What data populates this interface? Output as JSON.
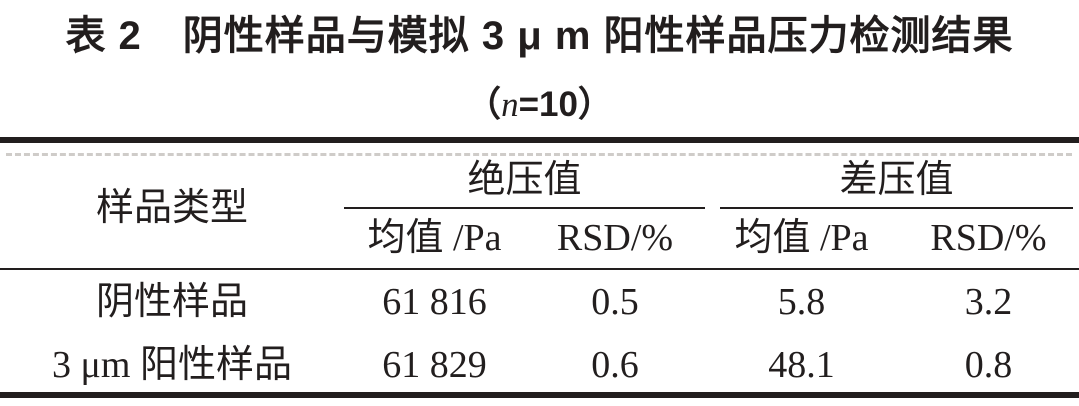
{
  "page": {
    "title": "表 2　阴性样品与模拟 3 μ m 阳性样品压力检测结果",
    "subtitle": {
      "open": "（",
      "n": "n",
      "rest": "=10）"
    }
  },
  "table": {
    "columns": {
      "sample_type": "样品类型",
      "abs_group": "绝压值",
      "diff_group": "差压值",
      "mean": "均值 /Pa",
      "rsd": "RSD/%"
    },
    "rows": [
      {
        "label": "阴性样品",
        "abs_mean": "61 816",
        "abs_rsd": "0.5",
        "diff_mean": "5.8",
        "diff_rsd": "3.2"
      },
      {
        "label": "3 μm 阳性样品",
        "abs_mean": "61 829",
        "abs_rsd": "0.6",
        "diff_mean": "48.1",
        "diff_rsd": "0.8"
      }
    ]
  },
  "colors": {
    "text": "#221e1e",
    "rule": "#221e1e",
    "background": "#ffffff"
  }
}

------------------------------------------------

**Exercise directions:** All the material shown above is to be copied exactly, with no pictures carried over.

**Task answer:**
What data populates this interface? Output as JSON.
{
  "page": {
    "title": "表 2　阴性样品与模拟 3 μ m 阳性样品压力检测结果",
    "subtitle": {
      "open": "（",
      "n": "n",
      "rest": "=10）"
    }
  },
  "table": {
    "columns": {
      "sample_type": "样品类型",
      "abs_group": "绝压值",
      "diff_group": "差压值",
      "mean": "均值 /Pa",
      "rsd": "RSD/%"
    },
    "rows": [
      {
        "label": "阴性样品",
        "abs_mean": "61 816",
        "abs_rsd": "0.5",
        "diff_mean": "5.8",
        "diff_rsd": "3.2"
      },
      {
        "label": "3 μm 阳性样品",
        "abs_mean": "61 829",
        "abs_rsd": "0.6",
        "diff_mean": "48.1",
        "diff_rsd": "0.8"
      }
    ]
  },
  "colors": {
    "text": "#221e1e",
    "rule": "#221e1e",
    "background": "#ffffff"
  }
}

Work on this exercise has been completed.